Blocco di testo
═══
AUTO

Sui richiami anche GM deve seguire l’esempio Hyundai

Sulle Chevy Bolt EV prima versione non erano state sostituite le celle LG Chem come avvenuto per i clienti di Kona e Ioniq; ma procrastinare e “cura del software” non è servito: nuove batterie su 68.000 elettriche americane

General Motors da ieri sta richiamando migliaia di Chevrolet Bolt prima generazione (costruite in America ma vendute anche in Europa come Opel Ampera) per la seconda volta in meno di un anno: per il potenziale rischio di incendio dovuto a fenomeni di thermal runaway riguardanti le celle di queste elettriche pure.

A costringere la casa di Detroit al nuovo richiamo sono stati altri due recenti incendi di Bolt EV regolarmente parcheggiate, non coinvolte in impatti o incidenti. GM ha dovuto confermare alla stampa specializzata americana che almeno uno degli incendi ha riguardato un modello che era stato già sottoposto ai precedenti richiami.

Il punto è che la casa americana aveva proceduto a richiamo con interventi soltanto sul software. Ma questa volta al richiamo in corso che riguarda i model year dal 2017, come quella della foto di apertura, al 2019, riguarderà 68.000 veicoli, di cui 50.925 americani e altre vendute in Asia ed Europa. Tutti i veicoli erano equipaggiati con celle costruite nell’impianto di Ochang, in Corea del Sud, appartenente al produttore LG Chem, che dallo scorso anno si chiama LG Energy Solution.

“Come parte dell’impegno GM verso la sicurezza, esperti di GM e LG hanno identificato la presenza simultanea di due rari difetti di manifattura nelle stesse celle come causa originaria di incendi alle batterie di talune Chevrolet Bolt EV”, recita la nota ufficiale.

La cosa importante e sostanziale è che dopo aver puntato i piedi col primo richiamo, contando sulla possibilità di riparare al difetto con interventi via software come era stato affermato la scorsa primavera, questa volta GM (ed LG Chem), interverranno sostituendo i moduli difettosi nella gamma interessata dai richiami. In pratica un bagno di sangue economico, considerando quanto costerà ai partner sostituire le celle di 68.000 auto.
═══
Record estratti da una raccolta:
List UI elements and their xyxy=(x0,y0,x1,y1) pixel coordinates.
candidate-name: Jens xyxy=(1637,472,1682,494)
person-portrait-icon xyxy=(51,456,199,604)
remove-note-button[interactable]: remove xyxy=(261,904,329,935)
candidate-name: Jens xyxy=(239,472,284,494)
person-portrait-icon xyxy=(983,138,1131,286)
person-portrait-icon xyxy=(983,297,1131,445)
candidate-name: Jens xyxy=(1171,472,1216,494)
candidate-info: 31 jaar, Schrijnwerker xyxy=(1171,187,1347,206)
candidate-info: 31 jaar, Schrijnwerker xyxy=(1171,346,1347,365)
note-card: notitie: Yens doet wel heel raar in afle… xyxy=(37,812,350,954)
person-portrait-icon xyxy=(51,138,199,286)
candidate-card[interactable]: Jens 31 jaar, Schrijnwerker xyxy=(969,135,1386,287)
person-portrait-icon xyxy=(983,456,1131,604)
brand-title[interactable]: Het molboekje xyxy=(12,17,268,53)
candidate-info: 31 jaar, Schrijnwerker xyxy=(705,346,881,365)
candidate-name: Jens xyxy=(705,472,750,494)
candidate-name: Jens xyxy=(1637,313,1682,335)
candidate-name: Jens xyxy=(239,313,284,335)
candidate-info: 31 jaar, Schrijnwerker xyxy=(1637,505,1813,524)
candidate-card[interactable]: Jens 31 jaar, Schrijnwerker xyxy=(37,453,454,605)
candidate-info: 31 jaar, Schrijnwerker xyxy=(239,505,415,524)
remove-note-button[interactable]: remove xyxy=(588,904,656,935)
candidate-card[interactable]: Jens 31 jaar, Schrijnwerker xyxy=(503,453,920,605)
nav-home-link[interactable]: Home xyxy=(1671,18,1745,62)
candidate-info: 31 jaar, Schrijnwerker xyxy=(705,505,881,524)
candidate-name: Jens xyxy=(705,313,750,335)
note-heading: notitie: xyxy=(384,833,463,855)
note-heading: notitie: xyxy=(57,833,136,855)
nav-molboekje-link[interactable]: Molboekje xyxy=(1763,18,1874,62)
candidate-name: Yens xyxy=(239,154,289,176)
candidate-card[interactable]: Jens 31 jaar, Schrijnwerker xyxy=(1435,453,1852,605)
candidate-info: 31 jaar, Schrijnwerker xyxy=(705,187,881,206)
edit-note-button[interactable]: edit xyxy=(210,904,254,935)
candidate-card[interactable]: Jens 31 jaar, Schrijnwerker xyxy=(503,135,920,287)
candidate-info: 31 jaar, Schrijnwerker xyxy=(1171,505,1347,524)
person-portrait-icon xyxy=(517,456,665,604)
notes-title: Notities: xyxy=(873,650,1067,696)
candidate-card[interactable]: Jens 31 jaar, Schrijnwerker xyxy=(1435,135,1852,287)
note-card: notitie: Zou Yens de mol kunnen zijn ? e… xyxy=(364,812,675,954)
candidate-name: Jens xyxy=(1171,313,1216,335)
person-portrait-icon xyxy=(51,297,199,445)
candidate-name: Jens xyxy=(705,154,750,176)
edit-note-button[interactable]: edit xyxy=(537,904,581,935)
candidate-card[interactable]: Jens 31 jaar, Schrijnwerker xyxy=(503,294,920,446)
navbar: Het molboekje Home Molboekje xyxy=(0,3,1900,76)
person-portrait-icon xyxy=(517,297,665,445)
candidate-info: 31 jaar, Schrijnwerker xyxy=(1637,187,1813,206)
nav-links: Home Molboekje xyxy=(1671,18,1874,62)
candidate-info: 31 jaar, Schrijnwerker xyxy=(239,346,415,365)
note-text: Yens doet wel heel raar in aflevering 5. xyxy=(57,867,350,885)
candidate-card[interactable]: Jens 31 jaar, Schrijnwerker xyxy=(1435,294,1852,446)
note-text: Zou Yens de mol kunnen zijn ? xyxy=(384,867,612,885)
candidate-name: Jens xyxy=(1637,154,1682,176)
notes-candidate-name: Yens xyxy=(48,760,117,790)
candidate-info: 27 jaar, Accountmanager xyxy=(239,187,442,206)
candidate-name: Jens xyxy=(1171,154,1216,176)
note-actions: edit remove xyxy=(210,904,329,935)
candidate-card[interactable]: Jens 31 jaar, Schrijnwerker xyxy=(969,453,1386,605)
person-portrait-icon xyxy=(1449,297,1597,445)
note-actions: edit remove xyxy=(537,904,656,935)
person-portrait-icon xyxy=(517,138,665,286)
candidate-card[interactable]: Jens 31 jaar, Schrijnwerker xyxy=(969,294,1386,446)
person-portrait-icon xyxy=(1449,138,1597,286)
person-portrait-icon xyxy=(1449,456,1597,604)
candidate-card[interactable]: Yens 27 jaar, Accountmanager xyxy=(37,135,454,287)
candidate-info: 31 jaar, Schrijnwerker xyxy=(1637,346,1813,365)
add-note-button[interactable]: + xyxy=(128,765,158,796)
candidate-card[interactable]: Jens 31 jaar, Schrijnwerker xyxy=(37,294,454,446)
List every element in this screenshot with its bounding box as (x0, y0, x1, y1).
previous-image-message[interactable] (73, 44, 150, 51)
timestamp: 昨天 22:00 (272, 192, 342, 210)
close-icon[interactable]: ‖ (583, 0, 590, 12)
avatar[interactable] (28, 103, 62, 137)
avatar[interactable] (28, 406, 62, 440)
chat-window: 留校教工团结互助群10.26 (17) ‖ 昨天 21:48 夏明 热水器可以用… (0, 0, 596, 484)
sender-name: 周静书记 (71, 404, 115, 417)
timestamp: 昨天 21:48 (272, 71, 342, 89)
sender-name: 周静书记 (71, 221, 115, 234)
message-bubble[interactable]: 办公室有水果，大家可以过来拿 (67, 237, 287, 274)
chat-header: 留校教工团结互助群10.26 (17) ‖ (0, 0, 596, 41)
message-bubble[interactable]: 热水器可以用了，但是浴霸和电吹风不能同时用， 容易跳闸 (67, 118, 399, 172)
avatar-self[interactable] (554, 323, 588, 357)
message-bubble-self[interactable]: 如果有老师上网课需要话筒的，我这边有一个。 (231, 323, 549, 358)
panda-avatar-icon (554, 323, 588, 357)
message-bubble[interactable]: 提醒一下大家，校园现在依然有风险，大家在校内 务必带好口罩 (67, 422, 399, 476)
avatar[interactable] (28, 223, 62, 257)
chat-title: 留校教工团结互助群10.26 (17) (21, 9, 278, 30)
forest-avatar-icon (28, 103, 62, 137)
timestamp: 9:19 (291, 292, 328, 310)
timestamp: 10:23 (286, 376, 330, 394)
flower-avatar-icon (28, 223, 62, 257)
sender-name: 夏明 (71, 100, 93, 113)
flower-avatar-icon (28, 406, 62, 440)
═══
Azioni da svolgere
A) Nel testo sul richiamo delle Chevrolet Bolt, in quale impianto erano state costruite le celle di tutti i veicoli coinvolti?
B) Nel testo sul richiamo delle Chevrolet Bolt, riscrivi il passo che comincia con "La cosa importante" e prosegue fino a "di 68.000 auto.", sostituendo "bagno di sangue" con "salasso".

Soluzioni ai problemi
A) Nell'impianto di Ochang, in Corea del Sud, appartenente a LG Chem.

B)
La cosa importante e sostanziale è che dopo aver puntato i piedi col primo richiamo, contando sulla possibilità di riparare al difetto con interventi via software come era stato affermato la scorsa primavera, questa volta GM (ed LG Chem), interverranno sostituendo i moduli difettosi nella gamma interessata dai richiami. In pratica un salasso economico, considerando quanto costerà ai partner sostituire le celle di 68.000 auto.